## Supplied data
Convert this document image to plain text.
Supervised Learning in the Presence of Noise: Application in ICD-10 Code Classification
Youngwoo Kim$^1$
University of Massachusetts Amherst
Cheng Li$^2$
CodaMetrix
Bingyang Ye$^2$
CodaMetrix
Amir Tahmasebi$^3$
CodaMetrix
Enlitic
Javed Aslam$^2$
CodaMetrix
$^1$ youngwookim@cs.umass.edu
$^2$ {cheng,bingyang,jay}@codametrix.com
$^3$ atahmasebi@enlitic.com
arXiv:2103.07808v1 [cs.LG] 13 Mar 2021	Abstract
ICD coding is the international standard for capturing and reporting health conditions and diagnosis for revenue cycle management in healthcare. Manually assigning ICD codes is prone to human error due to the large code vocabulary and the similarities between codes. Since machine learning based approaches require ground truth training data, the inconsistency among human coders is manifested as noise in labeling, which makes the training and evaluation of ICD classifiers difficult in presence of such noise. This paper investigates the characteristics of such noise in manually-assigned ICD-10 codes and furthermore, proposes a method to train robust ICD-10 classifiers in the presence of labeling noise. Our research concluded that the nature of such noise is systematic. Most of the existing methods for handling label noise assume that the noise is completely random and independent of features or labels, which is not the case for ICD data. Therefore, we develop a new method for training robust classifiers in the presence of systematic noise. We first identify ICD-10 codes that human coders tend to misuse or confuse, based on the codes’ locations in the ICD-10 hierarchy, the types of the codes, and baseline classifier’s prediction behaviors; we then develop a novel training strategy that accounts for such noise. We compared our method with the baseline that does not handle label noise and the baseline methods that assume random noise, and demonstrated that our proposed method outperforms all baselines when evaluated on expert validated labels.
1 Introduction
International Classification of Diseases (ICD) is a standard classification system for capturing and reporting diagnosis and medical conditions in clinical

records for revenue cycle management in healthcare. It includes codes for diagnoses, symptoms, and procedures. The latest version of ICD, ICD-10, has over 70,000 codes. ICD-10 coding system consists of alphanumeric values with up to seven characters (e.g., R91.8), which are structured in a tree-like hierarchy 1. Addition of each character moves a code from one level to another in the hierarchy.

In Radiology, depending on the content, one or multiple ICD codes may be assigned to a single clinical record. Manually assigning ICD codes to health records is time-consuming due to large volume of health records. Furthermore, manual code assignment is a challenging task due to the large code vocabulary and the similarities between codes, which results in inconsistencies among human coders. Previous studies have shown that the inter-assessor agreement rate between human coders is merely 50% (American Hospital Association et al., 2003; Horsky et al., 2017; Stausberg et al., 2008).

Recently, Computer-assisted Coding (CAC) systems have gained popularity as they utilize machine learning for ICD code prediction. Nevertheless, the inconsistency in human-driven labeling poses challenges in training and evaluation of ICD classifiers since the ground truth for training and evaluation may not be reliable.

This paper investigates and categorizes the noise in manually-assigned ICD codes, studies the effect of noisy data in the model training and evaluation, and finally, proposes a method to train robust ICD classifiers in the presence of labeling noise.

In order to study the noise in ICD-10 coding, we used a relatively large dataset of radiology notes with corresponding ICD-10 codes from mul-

## Request
Using the listing above, show each line holding the string "Classification".

## The result
Supervised Learning in the Presence of Noise: Application in ICD-10 Code Classification
International Classification of Diseases (ICD) is a standard classification system for capturing and reporting diagnosis and medical conditions in clinical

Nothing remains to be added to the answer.